**Work required**
Reproduce the lines of the entries verbatim, from the first line through the line containing "velocity-zero-label: v = 0".

**Raw records**
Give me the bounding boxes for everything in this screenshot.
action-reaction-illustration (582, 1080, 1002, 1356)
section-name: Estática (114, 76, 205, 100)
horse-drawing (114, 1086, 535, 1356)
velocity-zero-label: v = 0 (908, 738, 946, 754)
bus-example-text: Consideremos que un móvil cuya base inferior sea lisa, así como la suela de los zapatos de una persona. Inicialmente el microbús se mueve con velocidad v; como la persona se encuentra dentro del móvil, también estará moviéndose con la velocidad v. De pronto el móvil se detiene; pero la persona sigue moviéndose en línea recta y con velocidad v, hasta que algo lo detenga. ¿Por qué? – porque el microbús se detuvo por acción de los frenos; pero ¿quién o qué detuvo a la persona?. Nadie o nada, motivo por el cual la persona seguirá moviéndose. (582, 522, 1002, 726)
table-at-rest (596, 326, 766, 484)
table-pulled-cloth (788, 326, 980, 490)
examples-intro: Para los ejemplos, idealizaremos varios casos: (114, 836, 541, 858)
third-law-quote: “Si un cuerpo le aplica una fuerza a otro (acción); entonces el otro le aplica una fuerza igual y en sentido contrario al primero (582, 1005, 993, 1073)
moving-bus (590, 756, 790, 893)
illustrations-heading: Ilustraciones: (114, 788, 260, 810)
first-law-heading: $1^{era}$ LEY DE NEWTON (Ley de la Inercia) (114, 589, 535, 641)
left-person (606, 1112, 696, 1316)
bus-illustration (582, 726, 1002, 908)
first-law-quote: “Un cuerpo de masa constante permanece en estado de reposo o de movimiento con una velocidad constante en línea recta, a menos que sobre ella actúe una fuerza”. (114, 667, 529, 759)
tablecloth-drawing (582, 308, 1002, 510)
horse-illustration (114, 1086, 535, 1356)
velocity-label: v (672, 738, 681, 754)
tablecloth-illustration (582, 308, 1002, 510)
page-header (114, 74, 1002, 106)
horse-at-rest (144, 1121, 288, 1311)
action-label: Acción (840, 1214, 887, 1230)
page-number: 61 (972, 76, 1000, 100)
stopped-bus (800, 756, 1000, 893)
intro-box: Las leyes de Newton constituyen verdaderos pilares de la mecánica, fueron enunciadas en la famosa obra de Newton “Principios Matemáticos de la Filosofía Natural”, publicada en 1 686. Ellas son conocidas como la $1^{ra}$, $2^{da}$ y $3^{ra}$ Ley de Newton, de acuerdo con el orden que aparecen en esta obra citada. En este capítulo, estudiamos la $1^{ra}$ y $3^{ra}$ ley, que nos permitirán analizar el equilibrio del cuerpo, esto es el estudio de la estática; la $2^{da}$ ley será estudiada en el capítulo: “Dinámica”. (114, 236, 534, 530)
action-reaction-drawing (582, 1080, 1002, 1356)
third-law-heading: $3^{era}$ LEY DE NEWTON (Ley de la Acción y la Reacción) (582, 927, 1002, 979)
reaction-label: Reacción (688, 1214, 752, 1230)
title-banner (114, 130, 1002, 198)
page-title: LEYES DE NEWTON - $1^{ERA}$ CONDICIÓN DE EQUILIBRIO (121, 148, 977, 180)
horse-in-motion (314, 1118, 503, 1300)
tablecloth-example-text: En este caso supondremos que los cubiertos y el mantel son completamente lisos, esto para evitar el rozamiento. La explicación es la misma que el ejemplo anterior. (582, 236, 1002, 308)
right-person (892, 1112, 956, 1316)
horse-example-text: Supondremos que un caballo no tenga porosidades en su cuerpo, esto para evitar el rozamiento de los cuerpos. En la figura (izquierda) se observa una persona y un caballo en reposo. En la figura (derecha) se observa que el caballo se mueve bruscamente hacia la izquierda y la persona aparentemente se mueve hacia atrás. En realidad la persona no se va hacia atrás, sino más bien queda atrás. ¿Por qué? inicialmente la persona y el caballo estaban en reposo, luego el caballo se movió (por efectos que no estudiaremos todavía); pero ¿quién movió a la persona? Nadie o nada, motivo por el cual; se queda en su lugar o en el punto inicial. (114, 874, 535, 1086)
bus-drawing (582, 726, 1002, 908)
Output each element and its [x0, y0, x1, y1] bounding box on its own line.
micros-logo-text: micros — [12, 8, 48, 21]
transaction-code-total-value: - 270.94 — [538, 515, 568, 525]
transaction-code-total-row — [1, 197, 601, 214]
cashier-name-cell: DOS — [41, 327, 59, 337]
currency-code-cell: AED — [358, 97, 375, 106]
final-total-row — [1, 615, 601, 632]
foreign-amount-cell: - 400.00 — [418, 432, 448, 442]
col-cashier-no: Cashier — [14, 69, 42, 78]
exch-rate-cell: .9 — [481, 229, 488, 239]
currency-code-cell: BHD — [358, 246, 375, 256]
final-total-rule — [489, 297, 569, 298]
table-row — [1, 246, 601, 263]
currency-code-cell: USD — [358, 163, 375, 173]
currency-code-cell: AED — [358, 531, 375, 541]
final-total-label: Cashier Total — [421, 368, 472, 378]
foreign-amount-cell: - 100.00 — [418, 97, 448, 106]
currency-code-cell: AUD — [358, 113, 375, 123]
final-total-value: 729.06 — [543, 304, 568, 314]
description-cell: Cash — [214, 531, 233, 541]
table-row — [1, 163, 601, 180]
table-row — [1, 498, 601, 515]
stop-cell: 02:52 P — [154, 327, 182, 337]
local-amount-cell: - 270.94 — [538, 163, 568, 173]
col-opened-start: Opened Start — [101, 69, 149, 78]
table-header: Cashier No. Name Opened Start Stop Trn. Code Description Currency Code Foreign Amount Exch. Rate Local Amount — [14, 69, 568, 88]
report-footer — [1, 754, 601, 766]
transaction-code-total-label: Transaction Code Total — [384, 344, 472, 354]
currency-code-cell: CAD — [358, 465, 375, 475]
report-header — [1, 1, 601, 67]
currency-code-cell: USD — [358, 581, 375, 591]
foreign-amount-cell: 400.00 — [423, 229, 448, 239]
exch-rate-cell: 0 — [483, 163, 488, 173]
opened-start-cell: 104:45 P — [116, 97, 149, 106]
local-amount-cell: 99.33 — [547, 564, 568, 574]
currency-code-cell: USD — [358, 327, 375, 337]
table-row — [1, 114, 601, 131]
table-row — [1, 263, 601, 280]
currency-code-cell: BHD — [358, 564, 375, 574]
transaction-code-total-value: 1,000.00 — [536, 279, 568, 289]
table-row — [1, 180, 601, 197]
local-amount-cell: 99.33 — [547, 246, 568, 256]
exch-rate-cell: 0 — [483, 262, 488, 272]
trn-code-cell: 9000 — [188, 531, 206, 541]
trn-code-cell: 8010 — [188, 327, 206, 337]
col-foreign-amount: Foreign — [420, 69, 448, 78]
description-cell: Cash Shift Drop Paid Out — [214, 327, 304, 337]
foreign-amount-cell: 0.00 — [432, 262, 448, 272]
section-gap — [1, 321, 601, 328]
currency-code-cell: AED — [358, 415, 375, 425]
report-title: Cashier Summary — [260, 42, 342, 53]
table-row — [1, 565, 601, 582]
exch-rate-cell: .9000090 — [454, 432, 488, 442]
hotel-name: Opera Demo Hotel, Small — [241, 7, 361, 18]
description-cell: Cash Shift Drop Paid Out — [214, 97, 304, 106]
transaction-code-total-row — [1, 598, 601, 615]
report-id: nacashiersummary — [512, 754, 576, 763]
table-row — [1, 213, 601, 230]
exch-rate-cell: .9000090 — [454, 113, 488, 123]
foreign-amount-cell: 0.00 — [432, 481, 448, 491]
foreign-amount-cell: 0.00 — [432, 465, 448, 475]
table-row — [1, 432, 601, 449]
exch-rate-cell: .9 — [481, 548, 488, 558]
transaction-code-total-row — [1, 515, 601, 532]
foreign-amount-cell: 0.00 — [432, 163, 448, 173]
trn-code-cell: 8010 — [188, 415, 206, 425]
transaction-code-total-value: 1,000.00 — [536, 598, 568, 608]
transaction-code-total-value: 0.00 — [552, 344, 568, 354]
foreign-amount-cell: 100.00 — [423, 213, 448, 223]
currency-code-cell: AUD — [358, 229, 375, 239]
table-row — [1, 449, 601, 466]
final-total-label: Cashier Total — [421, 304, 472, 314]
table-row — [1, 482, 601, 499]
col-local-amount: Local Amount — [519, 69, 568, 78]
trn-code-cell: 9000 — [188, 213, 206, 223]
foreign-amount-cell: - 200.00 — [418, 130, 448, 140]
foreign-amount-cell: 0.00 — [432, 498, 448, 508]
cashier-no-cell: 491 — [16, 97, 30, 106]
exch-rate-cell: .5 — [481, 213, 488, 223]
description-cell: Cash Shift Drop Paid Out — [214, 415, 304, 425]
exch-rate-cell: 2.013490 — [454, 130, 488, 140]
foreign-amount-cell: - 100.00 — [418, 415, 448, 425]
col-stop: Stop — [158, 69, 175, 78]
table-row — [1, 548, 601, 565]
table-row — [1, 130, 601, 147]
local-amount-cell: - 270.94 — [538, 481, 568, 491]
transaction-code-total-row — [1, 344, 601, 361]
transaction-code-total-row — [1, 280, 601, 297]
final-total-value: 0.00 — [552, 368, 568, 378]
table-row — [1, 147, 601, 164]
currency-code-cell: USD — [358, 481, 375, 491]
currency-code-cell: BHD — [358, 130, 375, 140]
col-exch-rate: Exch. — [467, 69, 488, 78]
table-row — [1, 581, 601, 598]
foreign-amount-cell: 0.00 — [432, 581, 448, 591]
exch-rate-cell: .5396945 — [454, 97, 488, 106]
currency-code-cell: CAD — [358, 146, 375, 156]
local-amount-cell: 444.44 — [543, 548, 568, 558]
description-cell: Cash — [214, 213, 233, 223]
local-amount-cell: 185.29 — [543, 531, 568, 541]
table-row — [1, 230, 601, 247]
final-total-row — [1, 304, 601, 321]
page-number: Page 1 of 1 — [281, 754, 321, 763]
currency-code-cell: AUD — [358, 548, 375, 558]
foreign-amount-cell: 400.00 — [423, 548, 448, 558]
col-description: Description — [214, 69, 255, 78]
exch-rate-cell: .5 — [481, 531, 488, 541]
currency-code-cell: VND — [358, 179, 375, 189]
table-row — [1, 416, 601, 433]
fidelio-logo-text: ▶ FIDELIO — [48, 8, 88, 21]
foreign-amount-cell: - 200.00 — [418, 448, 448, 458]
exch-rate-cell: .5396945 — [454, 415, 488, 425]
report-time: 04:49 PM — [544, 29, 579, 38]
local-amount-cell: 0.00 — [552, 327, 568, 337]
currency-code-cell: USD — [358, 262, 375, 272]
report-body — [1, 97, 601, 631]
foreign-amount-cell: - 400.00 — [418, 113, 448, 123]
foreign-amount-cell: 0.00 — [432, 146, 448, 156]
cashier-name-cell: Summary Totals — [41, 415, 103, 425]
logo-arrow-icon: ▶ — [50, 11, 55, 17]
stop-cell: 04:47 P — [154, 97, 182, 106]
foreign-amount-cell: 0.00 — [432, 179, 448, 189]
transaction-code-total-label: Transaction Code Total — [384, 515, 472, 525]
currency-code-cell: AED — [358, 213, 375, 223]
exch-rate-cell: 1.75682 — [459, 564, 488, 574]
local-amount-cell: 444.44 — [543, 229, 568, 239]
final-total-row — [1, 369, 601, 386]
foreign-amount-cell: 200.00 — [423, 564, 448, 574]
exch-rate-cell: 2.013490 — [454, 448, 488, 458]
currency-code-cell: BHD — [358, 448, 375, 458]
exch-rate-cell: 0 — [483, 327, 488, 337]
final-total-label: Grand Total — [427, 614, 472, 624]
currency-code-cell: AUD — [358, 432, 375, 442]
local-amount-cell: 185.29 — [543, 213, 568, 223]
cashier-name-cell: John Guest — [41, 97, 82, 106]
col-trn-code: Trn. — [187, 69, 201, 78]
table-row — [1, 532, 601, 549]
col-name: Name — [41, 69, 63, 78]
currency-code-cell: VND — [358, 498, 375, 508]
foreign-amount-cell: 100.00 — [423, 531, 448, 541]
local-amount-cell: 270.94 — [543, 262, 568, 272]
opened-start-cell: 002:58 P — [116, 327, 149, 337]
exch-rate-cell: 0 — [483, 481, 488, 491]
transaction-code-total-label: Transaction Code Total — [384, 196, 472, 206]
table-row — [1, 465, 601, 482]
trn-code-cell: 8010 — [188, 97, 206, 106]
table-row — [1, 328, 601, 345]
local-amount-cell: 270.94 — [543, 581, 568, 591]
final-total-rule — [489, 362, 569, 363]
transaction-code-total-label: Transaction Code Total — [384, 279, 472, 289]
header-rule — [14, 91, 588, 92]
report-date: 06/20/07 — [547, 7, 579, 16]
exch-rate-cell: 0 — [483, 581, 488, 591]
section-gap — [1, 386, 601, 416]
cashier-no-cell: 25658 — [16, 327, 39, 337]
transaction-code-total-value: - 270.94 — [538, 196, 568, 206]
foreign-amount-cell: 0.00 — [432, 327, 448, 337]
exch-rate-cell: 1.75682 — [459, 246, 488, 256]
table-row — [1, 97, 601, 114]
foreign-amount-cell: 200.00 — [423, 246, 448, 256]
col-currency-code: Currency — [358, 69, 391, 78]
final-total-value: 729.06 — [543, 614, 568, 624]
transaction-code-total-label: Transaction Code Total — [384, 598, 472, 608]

**Response**
Give me the bounding boxes for everything in this screenshot.
action-reaction-illustration (582, 1080, 1002, 1356)
section-name: Estática (114, 76, 205, 100)
horse-drawing (114, 1086, 535, 1356)
velocity-zero-label: v = 0 (908, 738, 946, 754)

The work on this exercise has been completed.